** BEGIN Text section **
Key #3. Be open to receiving love.

As we have seen, we already feel loveable, but to actually feel it we need to fuel it. It doesn’t take much love to fuel it, provided we are open to receiving love. Love is all around us as ‘generosity of spirit’. Some people are so open to receiving love they imagine being loved when the love isn’t there! (Have you met people who simply assume they are loved by others? Who take it for granted? They are fortunate people; they are so open to receiving love they can fuel their self-love with ease.)
‘Isn’t the love from a close family member or lover important?’
That love can be enjoyable and ever present, but when we feel loveable we don’t actually need that love. (Unless we’re younger than twenty.) We can enjoy it, even treasure it, but we don’t need it. Just feeling loveable is enough to keep the ‘inner flame’ healthy, because feeling loveable allows us to receive the love we need from anywhere. That’s all we need to add to our core happiness.

‘There was only one variable that separated the people who have a strong sense of love and belonging and the people who really struggle for it. And that was: the people who have a strong sense of love and belonging believe they’re worthy of love and belonging. That’s it. They believe they’re worthy.’

Brené Brown, from her TED talk, ‘The Power of Vulnerability’.


There is one important thing to remember: if you don’t feel loveable (don’t have self-worth) it’s not because you haven’t achieved enough, or are not appreciated enough, or not loved by anyone, and it’s not because you are not worthy . . . it’s because you are not open to receiving love.

That’s it.

Until you are open to receiving love you will struggle to fuel the self-worth you were born with and still possess.
** END Text section **
** BEGIN Stored data **
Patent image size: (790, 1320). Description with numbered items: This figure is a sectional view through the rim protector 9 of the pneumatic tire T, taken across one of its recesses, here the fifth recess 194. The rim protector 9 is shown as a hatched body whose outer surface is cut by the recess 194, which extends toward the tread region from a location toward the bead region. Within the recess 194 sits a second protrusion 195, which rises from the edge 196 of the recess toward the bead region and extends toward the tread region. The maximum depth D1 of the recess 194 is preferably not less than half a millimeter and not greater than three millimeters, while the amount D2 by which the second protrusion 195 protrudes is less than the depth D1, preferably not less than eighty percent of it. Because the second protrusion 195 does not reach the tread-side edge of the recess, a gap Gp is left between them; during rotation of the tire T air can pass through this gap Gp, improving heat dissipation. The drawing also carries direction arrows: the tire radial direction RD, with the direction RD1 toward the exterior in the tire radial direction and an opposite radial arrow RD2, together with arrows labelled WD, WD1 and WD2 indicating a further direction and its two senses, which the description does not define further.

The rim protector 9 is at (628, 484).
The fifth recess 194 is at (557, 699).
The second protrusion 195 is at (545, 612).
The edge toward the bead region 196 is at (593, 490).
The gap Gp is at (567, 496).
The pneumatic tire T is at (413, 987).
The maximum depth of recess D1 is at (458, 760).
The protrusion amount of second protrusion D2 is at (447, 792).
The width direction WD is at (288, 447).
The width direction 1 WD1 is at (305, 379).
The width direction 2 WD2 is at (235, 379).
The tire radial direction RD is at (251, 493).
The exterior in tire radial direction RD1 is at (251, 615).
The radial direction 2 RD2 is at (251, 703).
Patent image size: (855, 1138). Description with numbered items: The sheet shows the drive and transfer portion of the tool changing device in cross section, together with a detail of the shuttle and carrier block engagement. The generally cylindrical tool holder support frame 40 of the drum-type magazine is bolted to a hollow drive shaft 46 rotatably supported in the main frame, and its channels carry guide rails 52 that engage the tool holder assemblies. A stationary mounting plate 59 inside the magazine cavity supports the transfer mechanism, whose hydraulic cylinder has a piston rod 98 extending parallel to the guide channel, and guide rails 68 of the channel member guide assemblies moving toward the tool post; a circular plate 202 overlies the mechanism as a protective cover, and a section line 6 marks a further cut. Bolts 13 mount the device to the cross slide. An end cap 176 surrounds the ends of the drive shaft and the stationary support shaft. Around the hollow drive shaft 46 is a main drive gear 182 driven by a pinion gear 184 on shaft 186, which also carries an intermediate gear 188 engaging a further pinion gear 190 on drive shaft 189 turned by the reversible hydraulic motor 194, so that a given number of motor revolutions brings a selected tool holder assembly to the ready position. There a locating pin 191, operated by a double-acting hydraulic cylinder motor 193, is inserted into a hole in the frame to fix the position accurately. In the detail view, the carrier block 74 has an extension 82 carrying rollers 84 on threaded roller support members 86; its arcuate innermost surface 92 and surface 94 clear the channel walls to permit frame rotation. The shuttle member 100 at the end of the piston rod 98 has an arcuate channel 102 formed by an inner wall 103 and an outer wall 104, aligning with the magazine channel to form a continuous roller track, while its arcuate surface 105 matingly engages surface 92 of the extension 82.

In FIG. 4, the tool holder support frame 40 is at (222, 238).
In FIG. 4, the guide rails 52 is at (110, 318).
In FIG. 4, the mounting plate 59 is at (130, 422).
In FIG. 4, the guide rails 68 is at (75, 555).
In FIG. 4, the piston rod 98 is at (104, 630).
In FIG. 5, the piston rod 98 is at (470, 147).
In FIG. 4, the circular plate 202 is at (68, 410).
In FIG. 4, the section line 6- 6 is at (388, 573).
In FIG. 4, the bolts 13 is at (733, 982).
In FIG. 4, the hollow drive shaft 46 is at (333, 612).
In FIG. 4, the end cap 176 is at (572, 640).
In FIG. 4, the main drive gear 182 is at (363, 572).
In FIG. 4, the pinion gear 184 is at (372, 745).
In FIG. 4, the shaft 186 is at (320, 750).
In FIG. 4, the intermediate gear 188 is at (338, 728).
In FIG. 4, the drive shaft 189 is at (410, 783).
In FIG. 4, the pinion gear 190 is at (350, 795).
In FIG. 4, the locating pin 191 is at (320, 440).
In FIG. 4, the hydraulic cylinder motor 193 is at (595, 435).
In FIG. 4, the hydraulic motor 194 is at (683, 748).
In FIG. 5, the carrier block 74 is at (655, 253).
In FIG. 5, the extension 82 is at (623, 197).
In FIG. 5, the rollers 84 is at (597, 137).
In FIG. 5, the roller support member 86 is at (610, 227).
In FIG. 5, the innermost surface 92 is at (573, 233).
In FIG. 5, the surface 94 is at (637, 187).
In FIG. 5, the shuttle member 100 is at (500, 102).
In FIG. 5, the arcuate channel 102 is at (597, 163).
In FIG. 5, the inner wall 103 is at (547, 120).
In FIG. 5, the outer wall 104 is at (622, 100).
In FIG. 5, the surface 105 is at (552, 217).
** END Stored data **
Exercises to complete
• A. Copy the stretch of the Key #3 text from "Brené Brown, from" through "not open to receiving love.".
• B. In the Key #3 text, what is the title of the TED talk that is quoted?

Solutions to the exercise
• A.
Brené Brown, from her TED talk, ‘The Power of Vulnerability’.


There is one important thing to remember: if you don’t feel loveable (don’t have self-worth) it’s not because you haven’t achieved enough, or are not appreciated enough, or not loved by anyone, and it’s not because you are not worthy . . . it’s because you are not open to receiving love.

• B. ‘The Power of Vulnerability’